»»
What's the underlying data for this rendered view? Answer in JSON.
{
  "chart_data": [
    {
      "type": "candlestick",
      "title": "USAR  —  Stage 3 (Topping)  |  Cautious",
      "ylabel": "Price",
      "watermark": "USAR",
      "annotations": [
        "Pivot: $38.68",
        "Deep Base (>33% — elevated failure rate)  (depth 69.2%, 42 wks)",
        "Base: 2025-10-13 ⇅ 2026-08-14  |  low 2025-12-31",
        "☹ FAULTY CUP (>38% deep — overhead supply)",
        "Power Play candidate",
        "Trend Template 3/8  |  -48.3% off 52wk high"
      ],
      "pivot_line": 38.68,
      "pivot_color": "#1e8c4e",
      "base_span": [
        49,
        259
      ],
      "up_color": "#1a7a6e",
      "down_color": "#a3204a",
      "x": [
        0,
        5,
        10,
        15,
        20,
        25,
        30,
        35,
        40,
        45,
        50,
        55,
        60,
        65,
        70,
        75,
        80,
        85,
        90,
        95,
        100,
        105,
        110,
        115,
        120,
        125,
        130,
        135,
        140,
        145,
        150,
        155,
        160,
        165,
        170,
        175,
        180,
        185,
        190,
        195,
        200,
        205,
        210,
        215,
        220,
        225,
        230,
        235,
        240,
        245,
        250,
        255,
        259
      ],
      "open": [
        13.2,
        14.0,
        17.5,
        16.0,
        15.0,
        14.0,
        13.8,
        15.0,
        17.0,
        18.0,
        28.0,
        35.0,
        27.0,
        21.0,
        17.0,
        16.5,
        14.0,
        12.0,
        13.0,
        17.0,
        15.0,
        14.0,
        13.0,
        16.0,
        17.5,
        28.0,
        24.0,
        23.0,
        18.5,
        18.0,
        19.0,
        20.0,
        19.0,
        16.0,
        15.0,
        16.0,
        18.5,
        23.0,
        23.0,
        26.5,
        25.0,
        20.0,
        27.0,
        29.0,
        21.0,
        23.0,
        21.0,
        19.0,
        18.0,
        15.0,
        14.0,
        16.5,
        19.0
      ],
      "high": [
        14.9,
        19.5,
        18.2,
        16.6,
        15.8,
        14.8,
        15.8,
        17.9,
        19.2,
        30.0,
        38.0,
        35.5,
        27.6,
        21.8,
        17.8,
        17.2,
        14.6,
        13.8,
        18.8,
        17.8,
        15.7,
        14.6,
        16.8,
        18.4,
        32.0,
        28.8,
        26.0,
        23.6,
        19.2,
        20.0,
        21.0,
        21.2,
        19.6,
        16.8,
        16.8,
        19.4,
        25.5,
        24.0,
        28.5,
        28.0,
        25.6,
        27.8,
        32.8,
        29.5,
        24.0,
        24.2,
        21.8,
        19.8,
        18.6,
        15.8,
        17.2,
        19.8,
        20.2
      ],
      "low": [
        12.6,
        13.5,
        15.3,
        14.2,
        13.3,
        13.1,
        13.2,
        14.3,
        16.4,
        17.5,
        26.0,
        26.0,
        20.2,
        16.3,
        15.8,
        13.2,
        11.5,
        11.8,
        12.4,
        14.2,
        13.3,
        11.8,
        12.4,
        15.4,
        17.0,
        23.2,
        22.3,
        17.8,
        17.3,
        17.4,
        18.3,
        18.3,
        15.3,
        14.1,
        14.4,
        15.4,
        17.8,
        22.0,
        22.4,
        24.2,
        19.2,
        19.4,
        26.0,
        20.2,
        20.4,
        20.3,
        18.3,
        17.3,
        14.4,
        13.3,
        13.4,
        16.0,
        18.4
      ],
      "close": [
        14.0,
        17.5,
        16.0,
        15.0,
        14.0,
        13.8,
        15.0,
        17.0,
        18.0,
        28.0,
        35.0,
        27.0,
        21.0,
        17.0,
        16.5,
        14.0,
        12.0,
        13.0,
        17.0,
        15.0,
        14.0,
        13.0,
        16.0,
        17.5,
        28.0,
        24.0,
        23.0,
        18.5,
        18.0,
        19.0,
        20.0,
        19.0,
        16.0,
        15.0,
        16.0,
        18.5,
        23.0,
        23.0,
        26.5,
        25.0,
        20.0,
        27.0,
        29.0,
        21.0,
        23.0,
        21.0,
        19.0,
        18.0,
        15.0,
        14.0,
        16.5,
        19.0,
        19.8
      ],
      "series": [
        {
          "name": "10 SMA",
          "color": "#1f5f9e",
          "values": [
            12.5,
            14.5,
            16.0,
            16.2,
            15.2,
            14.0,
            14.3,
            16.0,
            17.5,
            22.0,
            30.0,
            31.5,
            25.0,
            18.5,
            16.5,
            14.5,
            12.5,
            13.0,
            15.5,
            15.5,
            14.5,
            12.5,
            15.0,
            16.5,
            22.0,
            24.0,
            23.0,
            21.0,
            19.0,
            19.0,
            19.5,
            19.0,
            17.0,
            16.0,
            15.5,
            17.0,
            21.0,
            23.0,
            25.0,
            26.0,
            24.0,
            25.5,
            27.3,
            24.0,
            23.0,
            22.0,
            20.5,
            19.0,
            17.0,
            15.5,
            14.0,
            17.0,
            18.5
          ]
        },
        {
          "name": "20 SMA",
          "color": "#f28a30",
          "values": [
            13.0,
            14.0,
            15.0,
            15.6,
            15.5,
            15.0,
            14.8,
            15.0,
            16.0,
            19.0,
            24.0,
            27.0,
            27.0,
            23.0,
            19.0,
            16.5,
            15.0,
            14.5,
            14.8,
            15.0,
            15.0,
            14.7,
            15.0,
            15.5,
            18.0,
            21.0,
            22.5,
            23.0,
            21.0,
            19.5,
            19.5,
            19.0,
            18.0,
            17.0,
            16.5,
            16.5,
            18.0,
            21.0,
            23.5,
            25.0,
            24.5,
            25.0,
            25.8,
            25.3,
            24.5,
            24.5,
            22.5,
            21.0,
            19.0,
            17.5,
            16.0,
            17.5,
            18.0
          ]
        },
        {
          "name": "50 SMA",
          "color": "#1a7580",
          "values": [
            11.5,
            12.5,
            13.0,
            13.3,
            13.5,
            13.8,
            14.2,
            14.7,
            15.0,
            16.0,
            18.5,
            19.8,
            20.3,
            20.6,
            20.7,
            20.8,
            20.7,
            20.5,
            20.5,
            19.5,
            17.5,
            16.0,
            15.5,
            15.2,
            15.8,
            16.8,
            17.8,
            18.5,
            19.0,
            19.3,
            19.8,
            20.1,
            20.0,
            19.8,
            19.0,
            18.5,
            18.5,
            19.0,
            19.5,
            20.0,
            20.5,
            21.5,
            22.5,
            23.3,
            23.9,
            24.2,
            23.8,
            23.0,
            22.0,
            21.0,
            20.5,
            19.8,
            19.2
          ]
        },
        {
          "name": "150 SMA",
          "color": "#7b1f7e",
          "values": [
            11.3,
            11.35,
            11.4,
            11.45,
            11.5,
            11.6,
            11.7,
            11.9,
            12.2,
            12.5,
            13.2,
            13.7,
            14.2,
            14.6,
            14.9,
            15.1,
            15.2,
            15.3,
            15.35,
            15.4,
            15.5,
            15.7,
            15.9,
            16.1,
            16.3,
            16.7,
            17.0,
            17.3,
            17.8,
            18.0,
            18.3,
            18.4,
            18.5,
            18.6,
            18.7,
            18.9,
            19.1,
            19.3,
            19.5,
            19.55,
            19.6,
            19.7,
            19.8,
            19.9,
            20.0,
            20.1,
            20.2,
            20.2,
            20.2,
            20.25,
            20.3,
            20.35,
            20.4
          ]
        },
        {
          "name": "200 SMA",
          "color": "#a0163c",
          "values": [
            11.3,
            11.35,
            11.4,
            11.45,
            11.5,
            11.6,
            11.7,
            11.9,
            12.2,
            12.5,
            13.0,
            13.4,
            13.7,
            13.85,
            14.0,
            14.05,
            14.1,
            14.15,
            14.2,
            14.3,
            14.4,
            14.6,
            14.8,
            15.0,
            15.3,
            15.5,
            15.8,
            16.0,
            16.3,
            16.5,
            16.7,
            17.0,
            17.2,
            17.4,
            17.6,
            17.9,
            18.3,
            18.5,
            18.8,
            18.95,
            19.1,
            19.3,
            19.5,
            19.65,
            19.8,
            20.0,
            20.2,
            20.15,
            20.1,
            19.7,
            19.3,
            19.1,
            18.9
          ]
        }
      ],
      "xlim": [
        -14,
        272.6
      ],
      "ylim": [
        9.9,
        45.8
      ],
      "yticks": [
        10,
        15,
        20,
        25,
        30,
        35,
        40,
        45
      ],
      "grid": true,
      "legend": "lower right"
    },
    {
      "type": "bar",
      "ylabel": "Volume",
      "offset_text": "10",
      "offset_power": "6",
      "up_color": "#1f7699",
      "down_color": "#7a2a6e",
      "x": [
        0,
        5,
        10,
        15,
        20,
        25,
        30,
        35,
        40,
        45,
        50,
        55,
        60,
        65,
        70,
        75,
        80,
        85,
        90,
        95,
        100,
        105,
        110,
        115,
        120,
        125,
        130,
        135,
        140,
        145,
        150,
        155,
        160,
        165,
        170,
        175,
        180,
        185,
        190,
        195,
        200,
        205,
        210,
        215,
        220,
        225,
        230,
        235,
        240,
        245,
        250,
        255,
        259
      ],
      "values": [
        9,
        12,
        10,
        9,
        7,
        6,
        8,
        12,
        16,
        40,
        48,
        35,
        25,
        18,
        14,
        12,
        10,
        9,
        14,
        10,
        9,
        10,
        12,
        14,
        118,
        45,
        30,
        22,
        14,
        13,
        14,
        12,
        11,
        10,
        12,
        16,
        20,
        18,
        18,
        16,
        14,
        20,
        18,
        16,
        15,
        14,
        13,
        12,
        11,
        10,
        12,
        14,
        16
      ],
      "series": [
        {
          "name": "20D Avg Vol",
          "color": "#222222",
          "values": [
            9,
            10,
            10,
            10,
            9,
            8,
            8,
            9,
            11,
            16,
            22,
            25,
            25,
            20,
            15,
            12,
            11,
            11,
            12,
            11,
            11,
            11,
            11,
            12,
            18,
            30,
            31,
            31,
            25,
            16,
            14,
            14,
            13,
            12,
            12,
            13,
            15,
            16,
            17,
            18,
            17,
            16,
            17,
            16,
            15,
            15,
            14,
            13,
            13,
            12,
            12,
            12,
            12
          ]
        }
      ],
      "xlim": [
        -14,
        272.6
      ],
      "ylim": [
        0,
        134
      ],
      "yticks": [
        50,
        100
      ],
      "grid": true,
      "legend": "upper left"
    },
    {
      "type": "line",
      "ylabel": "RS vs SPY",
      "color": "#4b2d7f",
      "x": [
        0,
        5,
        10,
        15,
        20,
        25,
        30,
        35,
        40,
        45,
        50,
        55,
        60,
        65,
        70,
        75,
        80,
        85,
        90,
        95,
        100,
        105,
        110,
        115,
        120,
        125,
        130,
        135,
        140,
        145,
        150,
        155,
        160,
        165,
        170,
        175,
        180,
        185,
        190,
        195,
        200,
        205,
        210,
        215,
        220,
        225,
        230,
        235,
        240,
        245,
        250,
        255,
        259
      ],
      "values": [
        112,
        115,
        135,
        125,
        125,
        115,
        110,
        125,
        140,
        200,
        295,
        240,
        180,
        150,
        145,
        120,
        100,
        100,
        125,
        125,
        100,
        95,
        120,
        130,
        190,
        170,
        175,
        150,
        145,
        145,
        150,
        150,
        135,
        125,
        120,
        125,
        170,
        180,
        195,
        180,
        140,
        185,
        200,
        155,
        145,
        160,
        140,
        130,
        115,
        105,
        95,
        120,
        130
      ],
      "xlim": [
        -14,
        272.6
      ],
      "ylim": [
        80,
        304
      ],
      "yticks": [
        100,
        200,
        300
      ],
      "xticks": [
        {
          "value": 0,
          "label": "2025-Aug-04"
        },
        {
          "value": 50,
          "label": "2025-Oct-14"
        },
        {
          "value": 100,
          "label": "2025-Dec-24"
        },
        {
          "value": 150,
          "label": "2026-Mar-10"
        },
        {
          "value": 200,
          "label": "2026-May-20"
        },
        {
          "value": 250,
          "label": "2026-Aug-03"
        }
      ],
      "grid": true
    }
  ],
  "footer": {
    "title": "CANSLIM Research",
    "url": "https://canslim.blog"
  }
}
««
_WHAT YOU ARE ASKED TO DO_
Search the data for the word "ylabel" and copy each line where it appears.

_EXPECTED ANSWER_
      "ylabel": "Price",
      "ylabel": "Volume",
      "ylabel": "RS vs SPY",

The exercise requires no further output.